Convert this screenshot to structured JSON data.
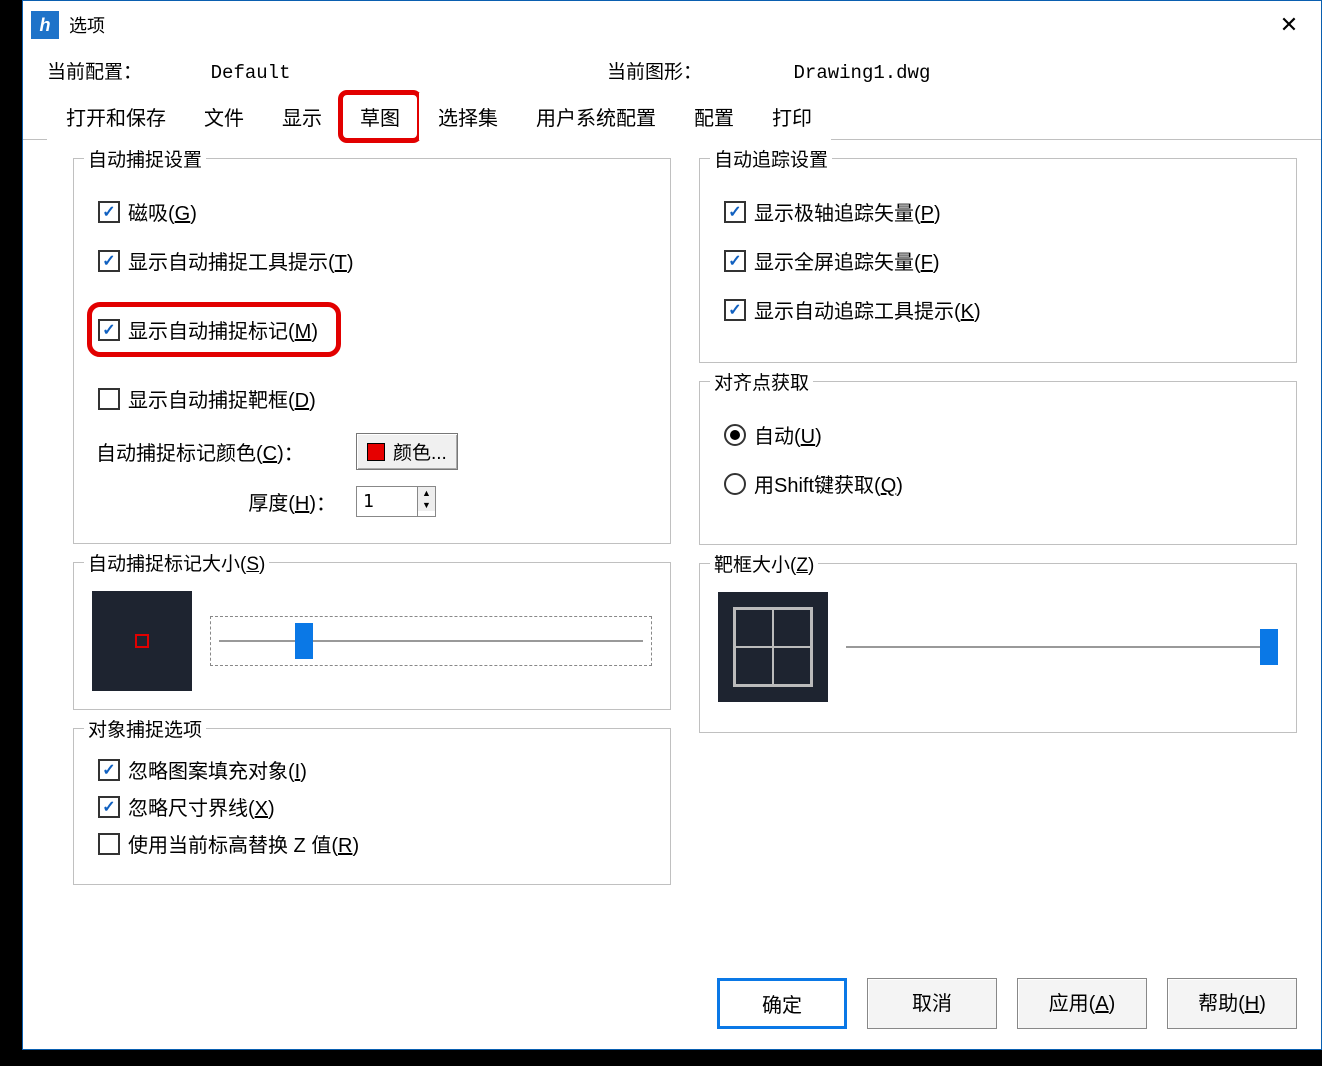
{
  "window": {
    "title": "选项",
    "close": "✕"
  },
  "header": {
    "current_profile_label": "当前配置：",
    "current_profile_value": "Default",
    "current_drawing_label": "当前图形：",
    "current_drawing_value": "Drawing1.dwg"
  },
  "tabs": {
    "open_save": "打开和保存",
    "file": "文件",
    "display": "显示",
    "sketch": "草图",
    "selection": "选择集",
    "user_system": "用户系统配置",
    "profile": "配置",
    "print": "打印"
  },
  "autosnap": {
    "group_title": "自动捕捉设置",
    "magnet": "磁吸(G)",
    "tooltip": "显示自动捕捉工具提示(T)",
    "marker": "显示自动捕捉标记(M)",
    "aperture_box": "显示自动捕捉靶框(D)",
    "color_label": "自动捕捉标记颜色(C)：",
    "color_btn": "颜色...",
    "thickness_label": "厚度(H)：",
    "thickness_value": "1"
  },
  "autotrack": {
    "group_title": "自动追踪设置",
    "polar_vector": "显示极轴追踪矢量(P)",
    "fullscreen_vector": "显示全屏追踪矢量(F)",
    "tooltip": "显示自动追踪工具提示(K)"
  },
  "align": {
    "group_title": "对齐点获取",
    "auto": "自动(U)",
    "shift": "用Shift键获取(Q)"
  },
  "marker_size": {
    "group_title": "自动捕捉标记大小(S)"
  },
  "aperture_size": {
    "group_title": "靶框大小(Z)"
  },
  "osnap_options": {
    "group_title": "对象捕捉选项",
    "ignore_hatch": "忽略图案填充对象(I)",
    "ignore_dim": "忽略尺寸界线(X)",
    "replace_z": "使用当前标高替换 Z 值(R)"
  },
  "footer": {
    "ok": "确定",
    "cancel": "取消",
    "apply": "应用(A)",
    "help": "帮助(H)"
  }
}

- - - - - - -

[GIVEN REQUEST] Copy all lines of the material above where the string "tooltip" occurs.

[RESPONSE FOR THIS EXERCISE]
    "tooltip": "显示自动捕捉工具提示(T)",
    "tooltip": "显示自动追踪工具提示(K)"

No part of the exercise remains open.